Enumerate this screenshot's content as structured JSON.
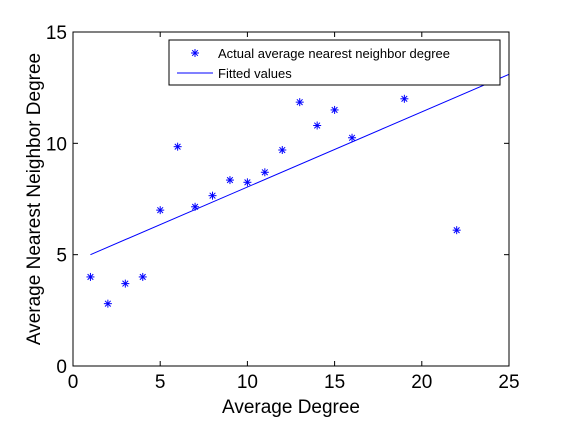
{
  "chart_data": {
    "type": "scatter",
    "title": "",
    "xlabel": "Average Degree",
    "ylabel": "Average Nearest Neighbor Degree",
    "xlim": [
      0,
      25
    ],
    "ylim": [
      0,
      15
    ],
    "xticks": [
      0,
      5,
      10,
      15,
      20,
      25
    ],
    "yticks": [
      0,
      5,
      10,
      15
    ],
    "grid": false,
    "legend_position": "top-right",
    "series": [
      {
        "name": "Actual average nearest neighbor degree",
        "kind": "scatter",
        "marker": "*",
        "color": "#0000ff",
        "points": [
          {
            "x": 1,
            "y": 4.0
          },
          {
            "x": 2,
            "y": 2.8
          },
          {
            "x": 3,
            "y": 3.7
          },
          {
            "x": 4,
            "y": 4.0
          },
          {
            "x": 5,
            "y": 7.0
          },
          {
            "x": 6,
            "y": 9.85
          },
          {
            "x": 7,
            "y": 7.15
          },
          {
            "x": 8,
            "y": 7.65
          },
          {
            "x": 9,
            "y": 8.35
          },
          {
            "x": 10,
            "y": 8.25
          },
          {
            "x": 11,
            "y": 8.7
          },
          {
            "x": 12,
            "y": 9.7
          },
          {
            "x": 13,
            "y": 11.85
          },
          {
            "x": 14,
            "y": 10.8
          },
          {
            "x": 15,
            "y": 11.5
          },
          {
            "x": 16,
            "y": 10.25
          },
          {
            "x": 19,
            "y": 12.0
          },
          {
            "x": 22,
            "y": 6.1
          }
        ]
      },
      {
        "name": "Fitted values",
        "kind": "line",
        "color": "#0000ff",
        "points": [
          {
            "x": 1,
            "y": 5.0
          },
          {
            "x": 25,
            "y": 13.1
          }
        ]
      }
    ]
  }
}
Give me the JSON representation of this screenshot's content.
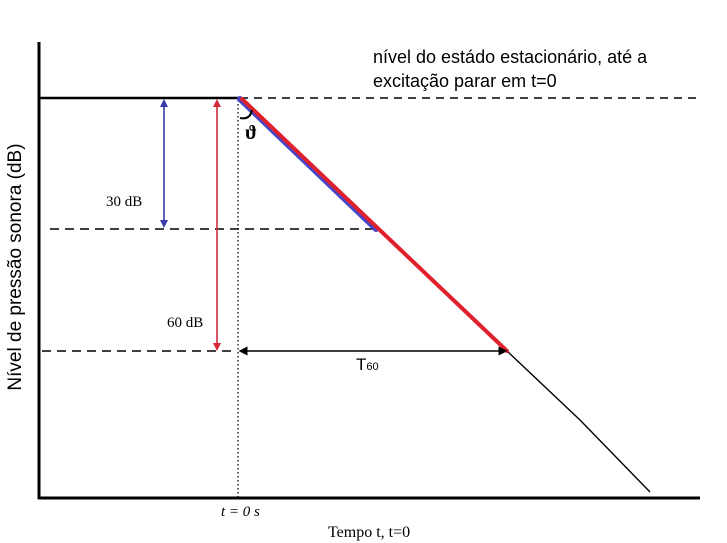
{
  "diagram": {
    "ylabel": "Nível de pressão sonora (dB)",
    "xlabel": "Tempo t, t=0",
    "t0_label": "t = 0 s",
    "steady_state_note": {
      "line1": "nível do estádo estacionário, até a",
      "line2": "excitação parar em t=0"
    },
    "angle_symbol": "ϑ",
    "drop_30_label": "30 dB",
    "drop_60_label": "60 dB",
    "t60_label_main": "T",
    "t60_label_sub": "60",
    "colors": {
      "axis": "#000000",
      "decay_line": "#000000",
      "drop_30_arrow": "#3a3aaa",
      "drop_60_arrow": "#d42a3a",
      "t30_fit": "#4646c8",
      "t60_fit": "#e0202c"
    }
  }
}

The task
Copy every line of the listing containing the string "screenshot".

The reply
Enumerate this screenshot's content as structured JSON.
Give me the JSON representation of this screenshot's content.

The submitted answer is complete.